Text:
“He’s only seventeen.” – Winger. Sort of.
I really need to stop making a habit of this.
In each of the last three SCG Tour stops, I’ve found myself playing on camera in a win-and-in match for Top 8. In each of them, I’ve fallen short and found myself on the outside looking in once the final announcements were made. In even more embarrassing fashion, twice I’ve fallen from Top 8 contention all the way out of the Top 16.
In fact, here are my last four SCG Tour Open finishes:
#SCGINDY – 17th
#SCGMKE – 17th
#SCGBALT – 10th
#SCGCOL – 17th
In Baltimore I took an intentional draw in the second-to-last round with Daryl Ayers when I was down a game in a bad matchup because there was an outside shot I could get paired up and draw again the last round, and this saved me from falling out of the Top 16 after my loss to Joe Lossett playing for Top 8.
But beyond that… bleh.
Consistency is perhaps one of the most under-rewarded things in Magic. In reality, my run in the last four events has been a very good one. I’ve consistently finished in the top 2% of four big events in a row, but don’t really have much to show for it. Yet, if my results looked more like this…
#SCGINDY – 162th
#SCGMKE – 396th
#SCGBALT – 1st
#SCGCOL – 443th
…then it looks like I had a great month!
But despite the results, it’s important to recognize how the events have actually gone. I feel like I’ve been playing pretty well and have mostly been happy with my decks. It can be frustrating to have your results fall just short over and over, but as long as you feel like you’ve been playing well and doing what you need to do, the results will come.
As for the deck Dan Jessup and I played in Columbus last weekend, it was quite the interesting one:
Yes, Mantis Rider. This deck is fairly similar to the deck that Jeff Hoogland had played at Milwaukee, but Dan and I worked to make it more streamlined and aggressive. We felt the deck really needed another one-drop, and the blistering speed of Modern dictated that we take the most aggressive stance possible. Interactive cards like Remand which are often found in these sorts of tempo decks just didn’t fit our purposes and do not play well with our prowess creatures, which want us to play spells on our turn. Without much interaction, the best plan is just to get them dead as fast as you can.

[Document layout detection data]
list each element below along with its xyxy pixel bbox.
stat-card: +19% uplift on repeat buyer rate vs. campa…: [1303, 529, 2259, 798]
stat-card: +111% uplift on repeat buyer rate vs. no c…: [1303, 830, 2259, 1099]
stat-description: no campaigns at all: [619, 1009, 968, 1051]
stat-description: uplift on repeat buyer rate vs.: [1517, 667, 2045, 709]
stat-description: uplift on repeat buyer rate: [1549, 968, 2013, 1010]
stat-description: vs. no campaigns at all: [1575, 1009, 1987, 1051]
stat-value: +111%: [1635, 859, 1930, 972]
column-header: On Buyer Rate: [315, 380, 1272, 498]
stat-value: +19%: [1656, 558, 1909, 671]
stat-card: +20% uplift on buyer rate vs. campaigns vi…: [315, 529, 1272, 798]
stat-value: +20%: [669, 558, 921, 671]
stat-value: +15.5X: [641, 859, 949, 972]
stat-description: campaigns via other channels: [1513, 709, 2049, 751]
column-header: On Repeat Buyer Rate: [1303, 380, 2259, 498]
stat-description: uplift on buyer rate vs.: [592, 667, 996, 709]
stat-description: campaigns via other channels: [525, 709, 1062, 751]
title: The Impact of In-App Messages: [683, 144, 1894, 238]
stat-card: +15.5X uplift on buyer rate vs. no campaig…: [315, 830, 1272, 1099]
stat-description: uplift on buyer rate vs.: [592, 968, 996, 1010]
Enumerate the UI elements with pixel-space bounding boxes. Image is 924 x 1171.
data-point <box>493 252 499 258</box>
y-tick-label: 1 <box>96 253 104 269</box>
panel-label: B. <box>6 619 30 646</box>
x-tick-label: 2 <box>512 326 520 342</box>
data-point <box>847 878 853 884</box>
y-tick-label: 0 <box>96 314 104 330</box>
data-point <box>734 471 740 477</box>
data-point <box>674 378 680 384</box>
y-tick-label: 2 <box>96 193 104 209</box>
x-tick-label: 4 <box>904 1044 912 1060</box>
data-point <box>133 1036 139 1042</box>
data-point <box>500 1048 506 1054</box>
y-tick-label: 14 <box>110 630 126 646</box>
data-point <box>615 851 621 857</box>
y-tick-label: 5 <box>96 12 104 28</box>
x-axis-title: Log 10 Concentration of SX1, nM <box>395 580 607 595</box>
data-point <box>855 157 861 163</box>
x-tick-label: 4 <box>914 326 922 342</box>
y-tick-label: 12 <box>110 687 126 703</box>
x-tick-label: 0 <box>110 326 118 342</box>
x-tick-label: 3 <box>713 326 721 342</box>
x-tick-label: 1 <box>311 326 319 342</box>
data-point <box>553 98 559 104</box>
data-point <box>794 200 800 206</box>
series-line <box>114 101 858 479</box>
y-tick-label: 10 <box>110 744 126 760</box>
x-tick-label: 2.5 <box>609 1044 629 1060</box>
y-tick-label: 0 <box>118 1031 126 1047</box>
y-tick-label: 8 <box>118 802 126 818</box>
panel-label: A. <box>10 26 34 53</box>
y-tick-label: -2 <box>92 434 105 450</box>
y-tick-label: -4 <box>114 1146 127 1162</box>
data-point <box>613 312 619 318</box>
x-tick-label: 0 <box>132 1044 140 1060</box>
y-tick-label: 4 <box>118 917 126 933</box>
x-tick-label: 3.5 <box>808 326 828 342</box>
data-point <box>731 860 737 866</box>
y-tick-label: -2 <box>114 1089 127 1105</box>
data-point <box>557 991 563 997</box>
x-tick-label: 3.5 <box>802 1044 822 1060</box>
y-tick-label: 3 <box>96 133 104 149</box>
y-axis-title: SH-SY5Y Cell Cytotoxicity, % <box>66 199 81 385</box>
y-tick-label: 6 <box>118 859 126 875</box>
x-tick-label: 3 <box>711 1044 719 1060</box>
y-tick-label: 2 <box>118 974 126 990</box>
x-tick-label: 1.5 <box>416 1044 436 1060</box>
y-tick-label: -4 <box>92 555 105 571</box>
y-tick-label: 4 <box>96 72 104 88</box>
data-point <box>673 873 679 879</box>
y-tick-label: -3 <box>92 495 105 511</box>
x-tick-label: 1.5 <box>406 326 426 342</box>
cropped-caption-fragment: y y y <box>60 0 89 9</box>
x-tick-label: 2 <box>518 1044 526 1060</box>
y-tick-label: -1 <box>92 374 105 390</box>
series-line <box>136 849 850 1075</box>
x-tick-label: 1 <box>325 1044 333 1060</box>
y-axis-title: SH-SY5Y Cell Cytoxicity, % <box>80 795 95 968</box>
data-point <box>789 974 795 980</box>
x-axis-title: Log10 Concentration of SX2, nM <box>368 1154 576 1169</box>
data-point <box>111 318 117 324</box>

Problems to work on:
[A] Answer these questions from the Magic tournament article.
(i) What was the writer's finish at #SCGBALT?
(ii) In Baltimore, who was the writer's opponent in the intentional draw?
(iii) Which player had played a fairly similar deck at Milwaukee?
[B] Write out the Magic tournament article's text starting at "In each of the last" and ending at "the Top 16.".

Results:
[A]
(i) 10th
(ii) Daryl Ayers
(iii) Jeff Hoogland

[B]
In each of the last three SCG Tour stops, I’ve found myself playing on camera in a win-and-in match for Top 8. In each of them, I’ve fallen short and found myself on the outside looking in once the final announcements were made. In even more embarrassing fashion, twice I’ve fallen from Top 8 contention all the way out of the Top 16.